▶ [Required work] Give the data again exactly as written, skipping any pictures.

[Stored records]

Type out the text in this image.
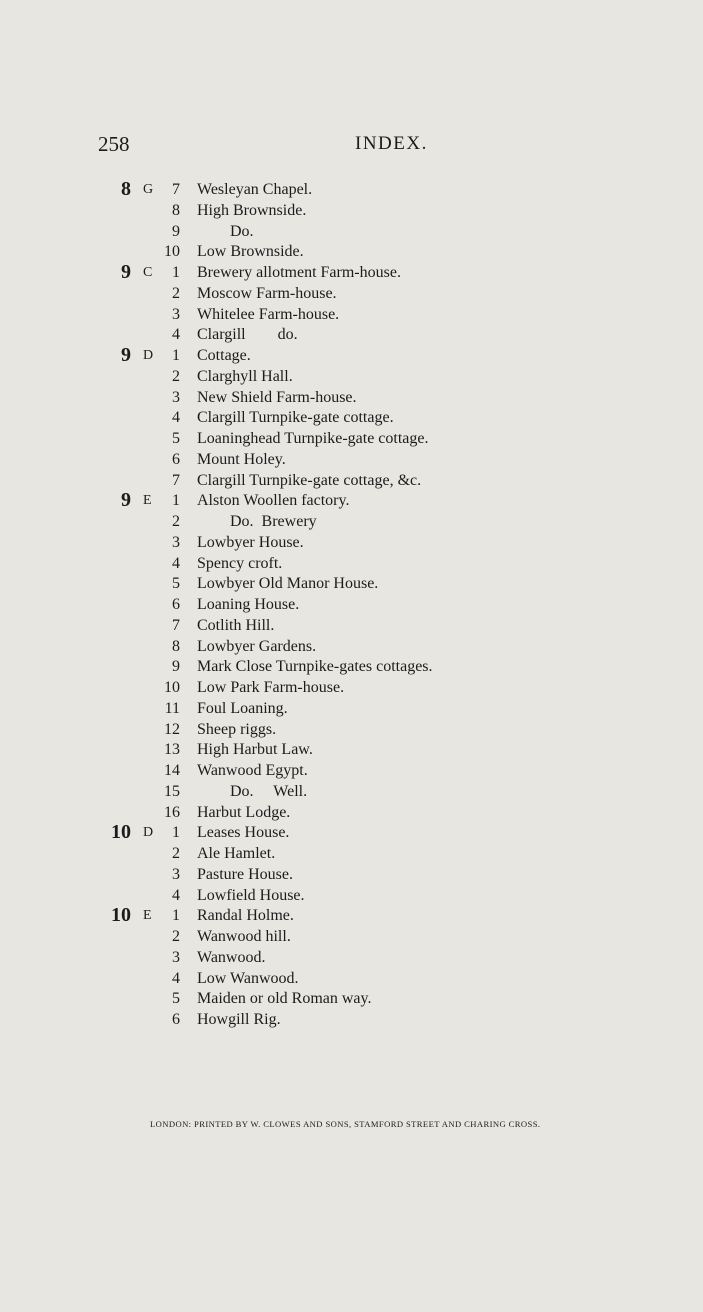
258	INDEX.
8 G 7 Wesleyan Chapel.
8 High Brownside.
9	Do.
10 Low Brownside.
9 C 1 Brewery allotment Farm-house.
2 Moscow Farm-house.
3 Whitelee Farm-house.
4 Clargill        do.
9 D 1 Cottage.
2 Clarghyll Hall.
3 New Shield Farm-house.
4 Clargill Turnpike-gate cottage.
5 Loaninghead Turnpike-gate cottage.
6 Mount Holey.
7 Clargill Turnpike-gate cottage, &c.
9 E 1 Alston Woollen factory.
2	Do.  Brewery
3 Lowbyer House.
4 Spency croft.
5 Lowbyer Old Manor House.
6 Loaning House.
7 Cotlith Hill.
8 Lowbyer Gardens.
9 Mark Close Turnpike-gates cottages.
10 Low Park Farm-house.
11 Foul Loaning.
12 Sheep riggs.
13 High Harbut Law.
14 Wanwood Egypt.
15	Do.     Well.
16 Harbut Lodge.
10 D 1 Leases House.
2 Ale Hamlet.
3 Pasture House.
4 Lowfield House.
10 E 1 Randal Holme.
2 Wanwood hill.
3 Wanwood.
4 Low Wanwood.
5 Maiden or old Roman way.
6 Howgill Rig.
LONDON: PRINTED BY W. CLOWES AND SONS, STAMFORD STREET AND CHARING CROSS.
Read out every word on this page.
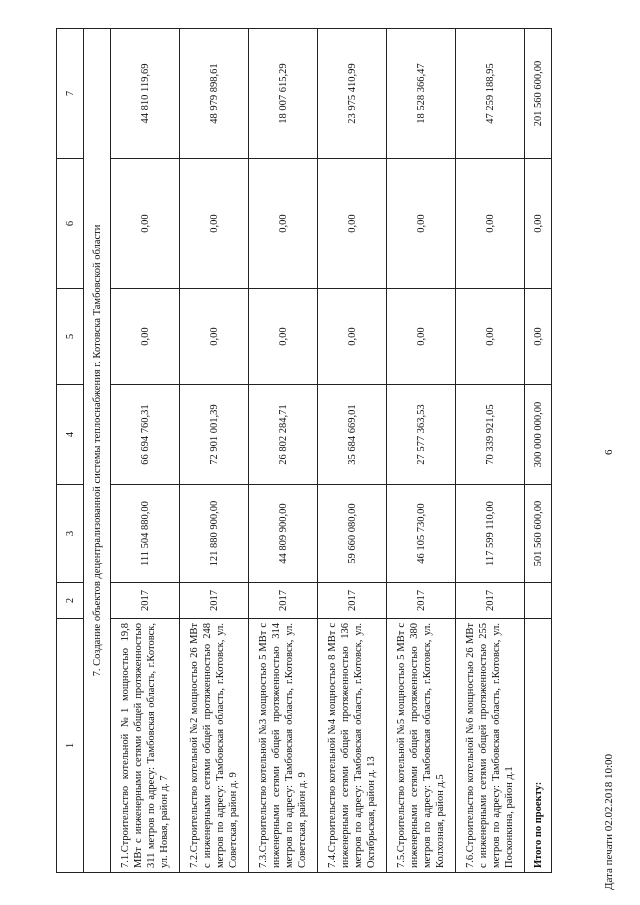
6
1	2	3	4	5	6	7
7. Создание объектов децентрализованной системы теплоснабжения г. Котовска Тамбовской области						
7.1.Строительство котельной №1 мощностью 19,8 МВт с инженерными сетями общей протяженностью 311 метров по адресу: Тамбовская область, г.Котовск, ул. Новая, район д. 7	2017	111 504 880,00	66 694 760,31	0,00	0,00	44 810 119,69
7.2.Строительство котельной №2 мощностью 26 МВт с инженерными сетями общей протяженностью 248 метров по адресу: Тамбовская область, г.Котовск, ул. Советская, район д. 9	2017	121 880 900,00	72 901 001,39	0,00	0,00	48 979 898,61
7.3.Строительство котельной №3 мощностью 5 МВт с инженерными сетями общей протяженностью 314 метров по адресу: Тамбовская область, г.Котовск, ул. Советская, район д. 9	2017	44 809 900,00	26 802 284,71	0,00	0,00	18 007 615,29
7.4.Строительство котельной №4 мощностью 8 МВт с инженерными сетями общей протяженностью 136 метров по адресу: Тамбовская область, г.Котовск, ул. Октябрьская, район д. 13	2017	59 660 080,00	35 684 669,01	0,00	0,00	23 975 410,99
7.5.Строительство котельной №5 мощностью 5 МВт с инженерными сетями общей протяженностью 380 метров по адресу: Тамбовская область, г.Котовск, ул. Колхозная, район д.5	2017	46 105 730,00	27 577 363,53	0,00	0,00	18 528 366,47
7.6.Строительство котельной №6 мощностью 26 МВт с инженерными сетями общей протяженностью 255 метров по адресу: Тамбовская область, г.Котовск, ул. Посконкина, район д.1	2017	117 599 110,00	70 339 921,05	0,00	0,00	47 259 188,95
Итого по проекту:		501 560 600,00	300 000 000,00	0,00	0,00	201 560 600,00
Дата печати 02.02.2018 10:00
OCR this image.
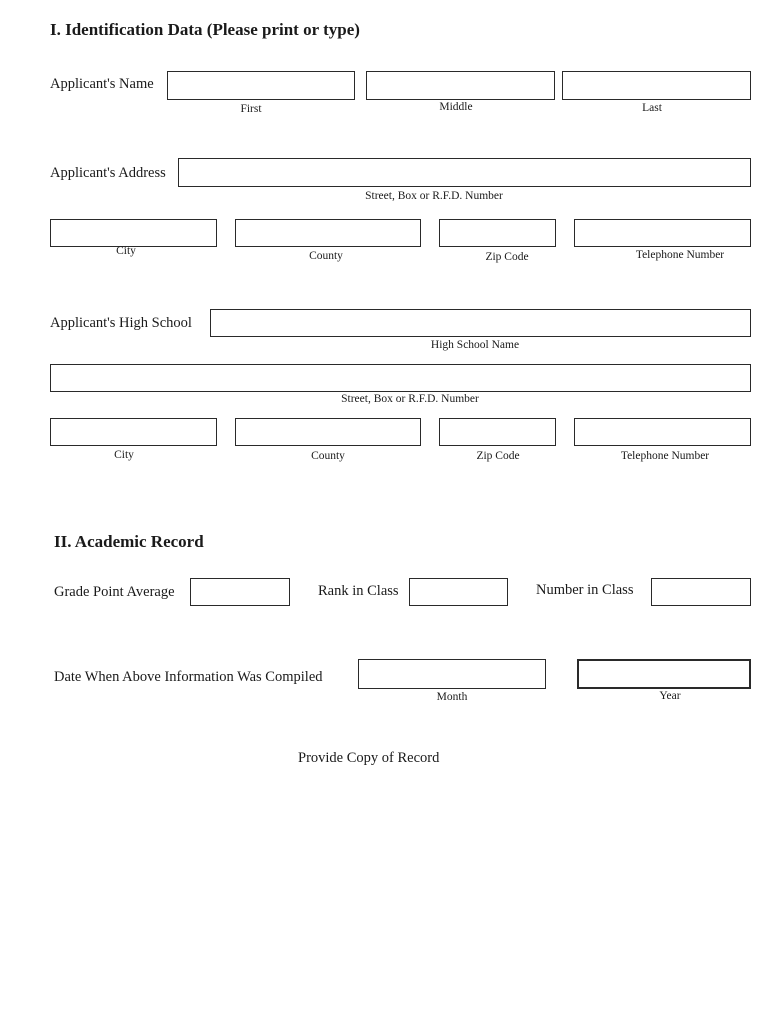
I. Identification Data (Please print or type)
Applicant's Name
First	Middle	Last
Applicant's Address
Street, Box or R.F.D. Number
City	County	Zip Code	Telephone Number
Applicant's High School
High School Name
Street, Box or R.F.D. Number
City	County	Zip Code	Telephone Number
II. Academic Record
Grade Point Average	Rank in Class	Number in Class
Date When Above Information Was Compiled
Month	Year
Provide Copy of Record
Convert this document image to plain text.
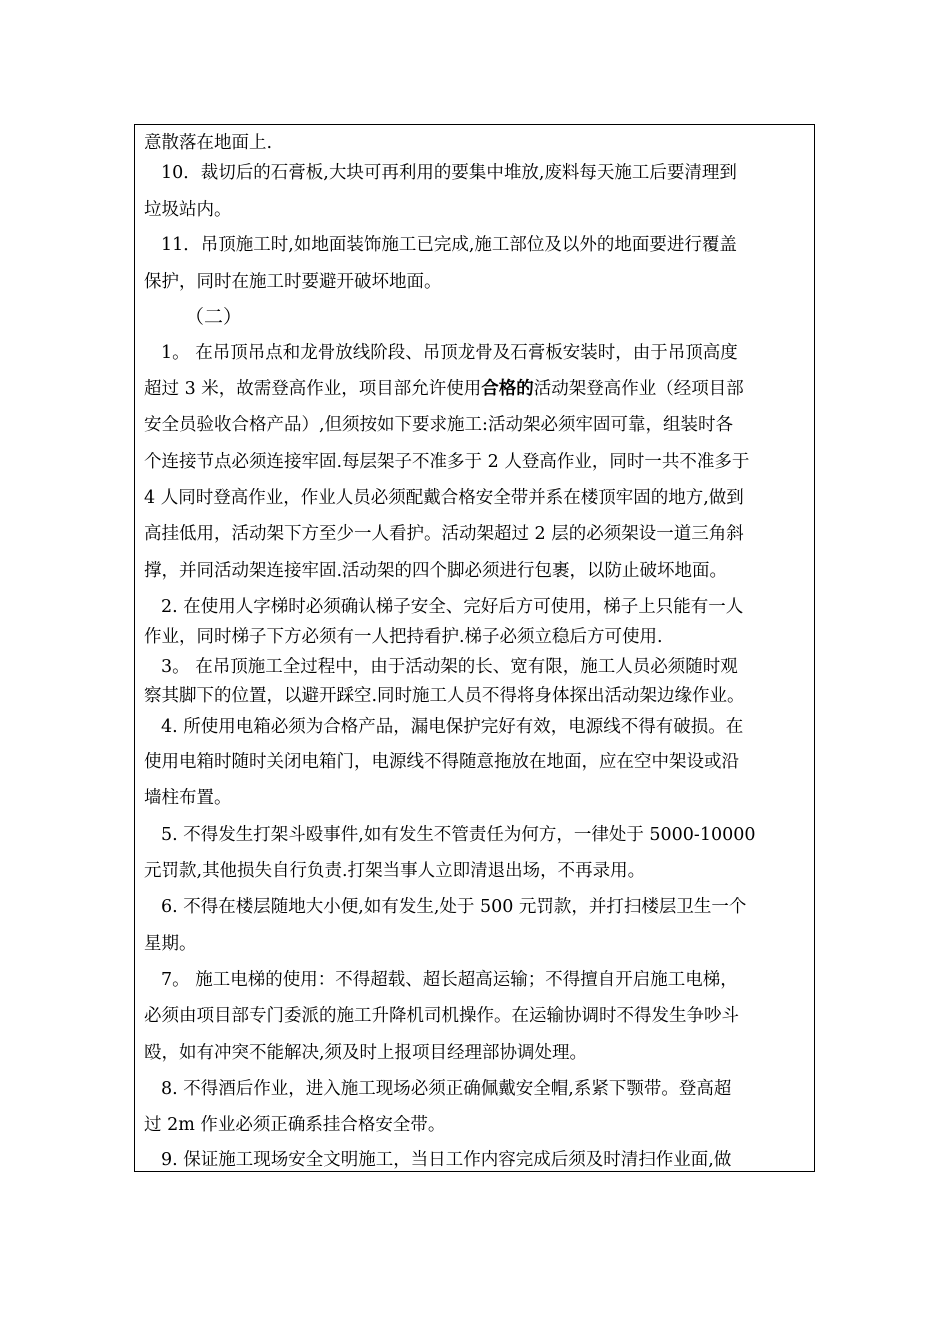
意散落在地面上.
10．裁切后的石膏板,大块可再利用的要集中堆放,废料每天施工后要清理到
垃圾站内。
11．吊顶施工时,如地面装饰施工已完成,施工部位及以外的地面要进行覆盖
保护，同时在施工时要避开破坏地面。
（二）
1。 在吊顶吊点和龙骨放线阶段、吊顶龙骨及石膏板安装时，由于吊顶高度
超过 3 米，故需登高作业，项目部允许使用合格的活动架登高作业（经项目部
安全员验收合格产品）,但须按如下要求施工:活动架必须牢固可靠，组装时各
个连接节点必须连接牢固.每层架子不准多于 2 人登高作业，同时一共不准多于
4 人同时登高作业，作业人员必须配戴合格安全带并系在楼顶牢固的地方,做到
高挂低用，活动架下方至少一人看护。活动架超过 2 层的必须架设一道三角斜
撑，并同活动架连接牢固.活动架的四个脚必须进行包裹，以防止破坏地面。
2. 在使用人字梯时必须确认梯子安全、完好后方可使用，梯子上只能有一人
作业，同时梯子下方必须有一人把持看护.梯子必须立稳后方可使用.
3。 在吊顶施工全过程中，由于活动架的长、宽有限，施工人员必须随时观
察其脚下的位置，以避开踩空.同时施工人员不得将身体探出活动架边缘作业。
4. 所使用电箱必须为合格产品，漏电保护完好有效，电源线不得有破损。在
使用电箱时随时关闭电箱门，电源线不得随意拖放在地面，应在空中架设或沿
墙柱布置。
5. 不得发生打架斗殴事件,如有发生不管责任为何方，一律处于 5000-10000
元罚款,其他损失自行负责.打架当事人立即清退出场，不再录用。
6. 不得在楼层随地大小便,如有发生,处于 500 元罚款，并打扫楼层卫生一个
星期。
7。 施工电梯的使用：不得超载、超长超高运输；不得擅自开启施工电梯，
必须由项目部专门委派的施工升降机司机操作。在运输协调时不得发生争吵斗
殴，如有冲突不能解决,须及时上报项目经理部协调处理。
8. 不得酒后作业，进入施工现场必须正确佩戴安全帽,系紧下颚带。登高超
过 2m 作业必须正确系挂合格安全带。
9. 保证施工现场安全文明施工，当日工作内容完成后须及时清扫作业面,做
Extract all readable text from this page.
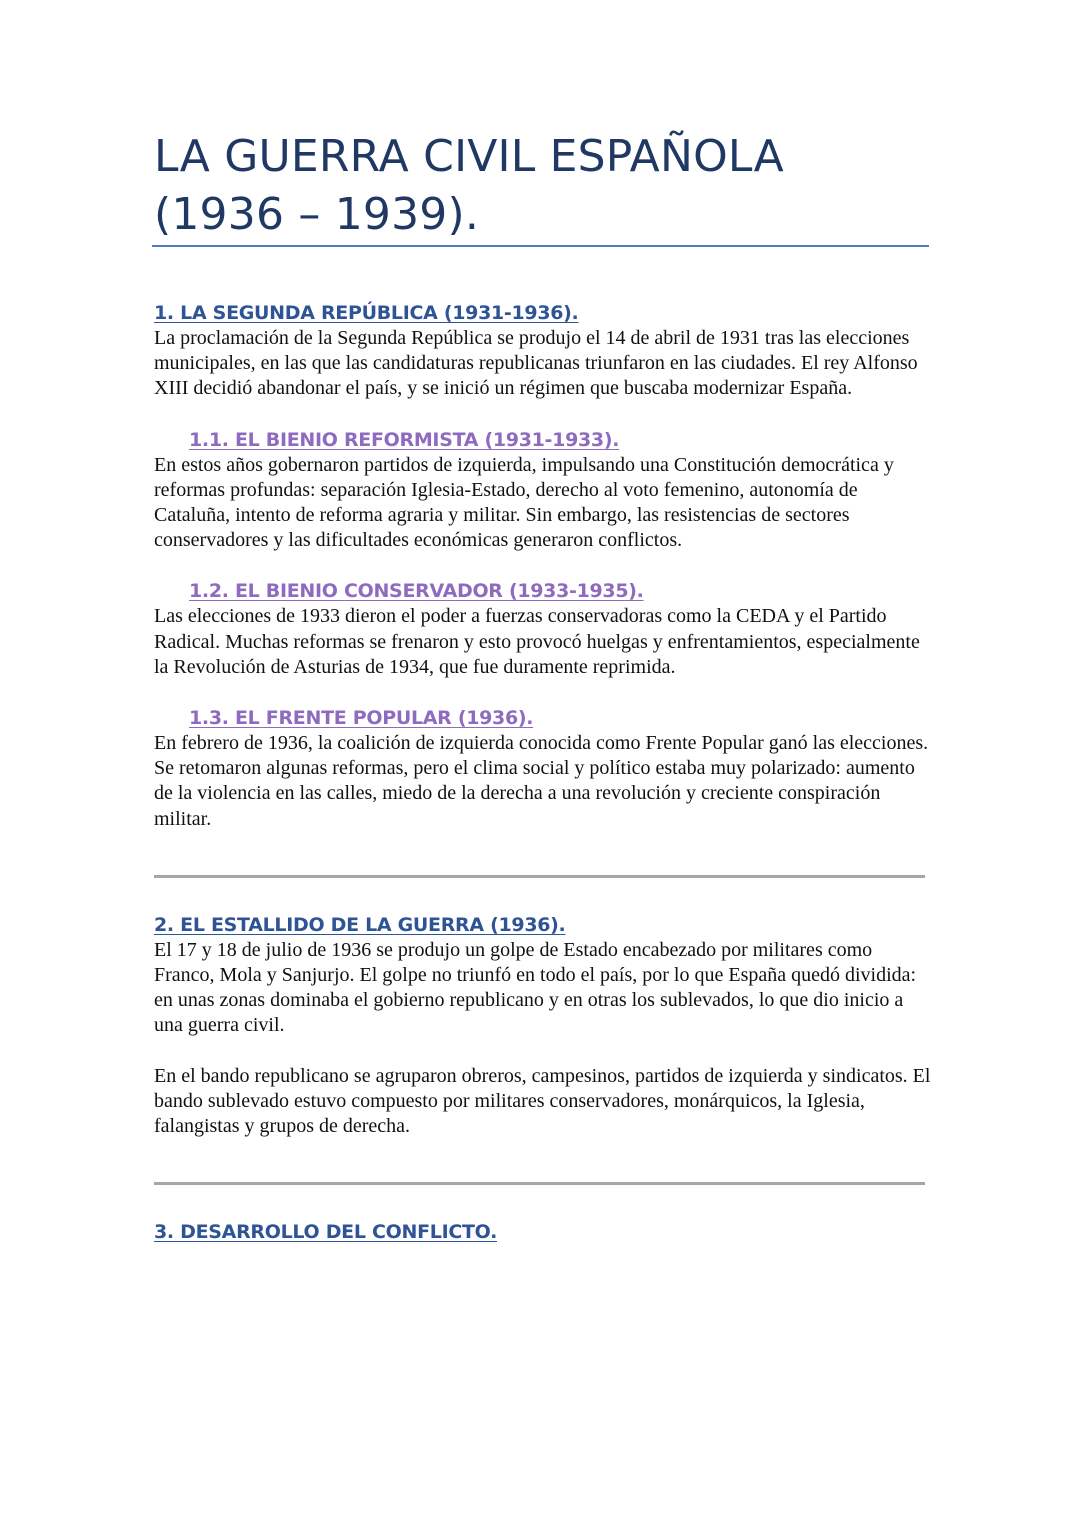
LA GUERRA CIVIL ESPAÑOLA
(1936 – 1939).
1. LA SEGUNDA REPÚBLICA (1931-1936).

La proclamación de la Segunda República se produjo el 14 de abril de 1931 tras las elecciones municipales, en las que las candidaturas republicanas triunfaron en las ciudades. El rey Alfonso XIII decidió abandonar el país, y se inició un régimen que buscaba modernizar España.

1.1. EL BIENIO REFORMISTA (1931-1933).

En estos años gobernaron partidos de izquierda, impulsando una Constitución democrática y reformas profundas: separación Iglesia-Estado, derecho al voto femenino, autonomía de Cataluña, intento de reforma agraria y militar. Sin embargo, las resistencias de sectores conservadores y las dificultades económicas generaron conflictos.

1.2. EL BIENIO CONSERVADOR (1933-1935).

Las elecciones de 1933 dieron el poder a fuerzas conservadoras como la CEDA y el Partido Radical. Muchas reformas se frenaron y esto provocó huelgas y enfrentamientos, especialmente la Revolución de Asturias de 1934, que fue duramente reprimida.

1.3. EL FRENTE POPULAR (1936).

En febrero de 1936, la coalición de izquierda conocida como Frente Popular ganó las elecciones. Se retomaron algunas reformas, pero el clima social y político estaba muy polarizado: aumento de la violencia en las calles, miedo de la derecha a una revolución y creciente conspiración militar.

2. EL ESTALLIDO DE LA GUERRA (1936).

El 17 y 18 de julio de 1936 se produjo un golpe de Estado encabezado por militares como Franco, Mola y Sanjurjo. El golpe no triunfó en todo el país, por lo que España quedó dividida: en unas zonas dominaba el gobierno republicano y en otras los sublevados, lo que dio inicio a una guerra civil.

En el bando republicano se agruparon obreros, campesinos, partidos de izquierda y sindicatos. El bando sublevado estuvo compuesto por militares conservadores, monárquicos, la Iglesia, falangistas y grupos de derecha.

3. DESARROLLO DEL CONFLICTO.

▶ [Reply to the exercise]
Type out the text in this image.
258	INDEX.
8 G 7 Wesleyan Chapel.
8 High Brownside.
9	Do.
10 Low Brownside.
9 C 1 Brewery allotment Farm-house.
2 Moscow Farm-house.
3 Whitelee Farm-house.
4 Clargill        do.
9 D 1 Cottage.
2 Clarghyll Hall.
3 New Shield Farm-house.
4 Clargill Turnpike-gate cottage.
5 Loaninghead Turnpike-gate cottage.
6 Mount Holey.
7 Clargill Turnpike-gate cottage, &c.
9 E 1 Alston Woollen factory.
2	Do.  Brewery
3 Lowbyer House.
4 Spency croft.
5 Lowbyer Old Manor House.
6 Loaning House.
7 Cotlith Hill.
8 Lowbyer Gardens.
9 Mark Close Turnpike-gates cottages.
10 Low Park Farm-house.
11 Foul Loaning.
12 Sheep riggs.
13 High Harbut Law.
14 Wanwood Egypt.
15	Do.     Well.
16 Harbut Lodge.
10 D 1 Leases House.
2 Ale Hamlet.
3 Pasture House.
4 Lowfield House.
10 E 1 Randal Holme.
2 Wanwood hill.
3 Wanwood.
4 Low Wanwood.
5 Maiden or old Roman way.
6 Howgill Rig.
LONDON: PRINTED BY W. CLOWES AND SONS, STAMFORD STREET AND CHARING CROSS.
Read out every word on this page.
6
1	2	3	4	5	6	7
7. Создание объектов децентрализованной системы теплоснабжения г. Котовска Тамбовской области						
7.1.Строительство котельной №1 мощностью 19,8 МВт с инженерными сетями общей протяженностью 311 метров по адресу: Тамбовская область, г.Котовск, ул. Новая, район д. 7	2017	111 504 880,00	66 694 760,31	0,00	0,00	44 810 119,69
7.2.Строительство котельной №2 мощностью 26 МВт с инженерными сетями общей протяженностью 248 метров по адресу: Тамбовская область, г.Котовск, ул. Советская, район д. 9	2017	121 880 900,00	72 901 001,39	0,00	0,00	48 979 898,61
7.3.Строительство котельной №3 мощностью 5 МВт с инженерными сетями общей протяженностью 314 метров по адресу: Тамбовская область, г.Котовск, ул. Советская, район д. 9	2017	44 809 900,00	26 802 284,71	0,00	0,00	18 007 615,29
7.4.Строительство котельной №4 мощностью 8 МВт с инженерными сетями общей протяженностью 136 метров по адресу: Тамбовская область, г.Котовск, ул. Октябрьская, район д. 13	2017	59 660 080,00	35 684 669,01	0,00	0,00	23 975 410,99
7.5.Строительство котельной №5 мощностью 5 МВт с инженерными сетями общей протяженностью 380 метров по адресу: Тамбовская область, г.Котовск, ул. Колхозная, район д.5	2017	46 105 730,00	27 577 363,53	0,00	0,00	18 528 366,47
7.6.Строительство котельной №6 мощностью 26 МВт с инженерными сетями общей протяженностью 255 метров по адресу: Тамбовская область, г.Котовск, ул. Посконкина, район д.1	2017	117 599 110,00	70 339 921,05	0,00	0,00	47 259 188,95
Итого по проекту:		501 560 600,00	300 000 000,00	0,00	0,00	201 560 600,00
Дата печати 02.02.2018 10:00
OCR this image.
I. Identification Data (Please print or type)
Applicant's Name
First	Middle	Last
Applicant's Address
Street, Box or R.F.D. Number
City	County	Zip Code	Telephone Number
Applicant's High School
High School Name
Street, Box or R.F.D. Number
City	County	Zip Code	Telephone Number
II. Academic Record
Grade Point Average	Rank in Class	Number in Class
Date When Above Information Was Compiled
Month	Year
Provide Copy of Record
Convert this document image to plain text.
意散落在地面上.
10．裁切后的石膏板,大块可再利用的要集中堆放,废料每天施工后要清理到
垃圾站内。
11．吊顶施工时,如地面装饰施工已完成,施工部位及以外的地面要进行覆盖
保护，同时在施工时要避开破坏地面。
（二）
1。 在吊顶吊点和龙骨放线阶段、吊顶龙骨及石膏板安装时，由于吊顶高度
超过 3 米，故需登高作业，项目部允许使用合格的活动架登高作业（经项目部
安全员验收合格产品）,但须按如下要求施工:活动架必须牢固可靠，组装时各
个连接节点必须连接牢固.每层架子不准多于 2 人登高作业，同时一共不准多于
4 人同时登高作业，作业人员必须配戴合格安全带并系在楼顶牢固的地方,做到
高挂低用，活动架下方至少一人看护。活动架超过 2 层的必须架设一道三角斜
撑，并同活动架连接牢固.活动架的四个脚必须进行包裹，以防止破坏地面。
2. 在使用人字梯时必须确认梯子安全、完好后方可使用，梯子上只能有一人
作业，同时梯子下方必须有一人把持看护.梯子必须立稳后方可使用.
3。 在吊顶施工全过程中，由于活动架的长、宽有限，施工人员必须随时观
察其脚下的位置，以避开踩空.同时施工人员不得将身体探出活动架边缘作业。
4. 所使用电箱必须为合格产品，漏电保护完好有效，电源线不得有破损。在
使用电箱时随时关闭电箱门，电源线不得随意拖放在地面，应在空中架设或沿
墙柱布置。
5. 不得发生打架斗殴事件,如有发生不管责任为何方，一律处于 5000-10000
元罚款,其他损失自行负责.打架当事人立即清退出场，不再录用。
6. 不得在楼层随地大小便,如有发生,处于 500 元罚款，并打扫楼层卫生一个
星期。
7。 施工电梯的使用：不得超载、超长超高运输；不得擅自开启施工电梯，
必须由项目部专门委派的施工升降机司机操作。在运输协调时不得发生争吵斗
殴，如有冲突不能解决,须及时上报项目经理部协调处理。
8. 不得酒后作业，进入施工现场必须正确佩戴安全帽,系紧下颚带。登高超
过 2m 作业必须正确系挂合格安全带。
9. 保证施工现场安全文明施工，当日工作内容完成后须及时清扫作业面,做
Extract all readable text from this page.
LA GUERRA CIVIL ESPAÑOLA
(1936 – 1939).
1. LA SEGUNDA REPÚBLICA (1931-1936).

La proclamación de la Segunda República se produjo el 14 de abril de 1931 tras las elecciones municipales, en las que las candidaturas republicanas triunfaron en las ciudades. El rey Alfonso XIII decidió abandonar el país, y se inició un régimen que buscaba modernizar España.

1.1. EL BIENIO REFORMISTA (1931-1933).

En estos años gobernaron partidos de izquierda, impulsando una Constitución democrática y reformas profundas: separación Iglesia-Estado, derecho al voto femenino, autonomía de Cataluña, intento de reforma agraria y militar. Sin embargo, las resistencias de sectores conservadores y las dificultades económicas generaron conflictos.

1.2. EL BIENIO CONSERVADOR (1933-1935).

Las elecciones de 1933 dieron el poder a fuerzas conservadoras como la CEDA y el Partido Radical. Muchas reformas se frenaron y esto provocó huelgas y enfrentamientos, especialmente la Revolución de Asturias de 1934, que fue duramente reprimida.

1.3. EL FRENTE POPULAR (1936).

En febrero de 1936, la coalición de izquierda conocida como Frente Popular ganó las elecciones. Se retomaron algunas reformas, pero el clima social y político estaba muy polarizado: aumento de la violencia en las calles, miedo de la derecha a una revolución y creciente conspiración militar.

2. EL ESTALLIDO DE LA GUERRA (1936).

El 17 y 18 de julio de 1936 se produjo un golpe de Estado encabezado por militares como Franco, Mola y Sanjurjo. El golpe no triunfó en todo el país, por lo que España quedó dividida: en unas zonas dominaba el gobierno republicano y en otras los sublevados, lo que dio inicio a una guerra civil.

En el bando republicano se agruparon obreros, campesinos, partidos de izquierda y sindicatos. El bando sublevado estuvo compuesto por militares conservadores, monárquicos, la Iglesia, falangistas y grupos de derecha.

3. DESARROLLO DEL CONFLICTO.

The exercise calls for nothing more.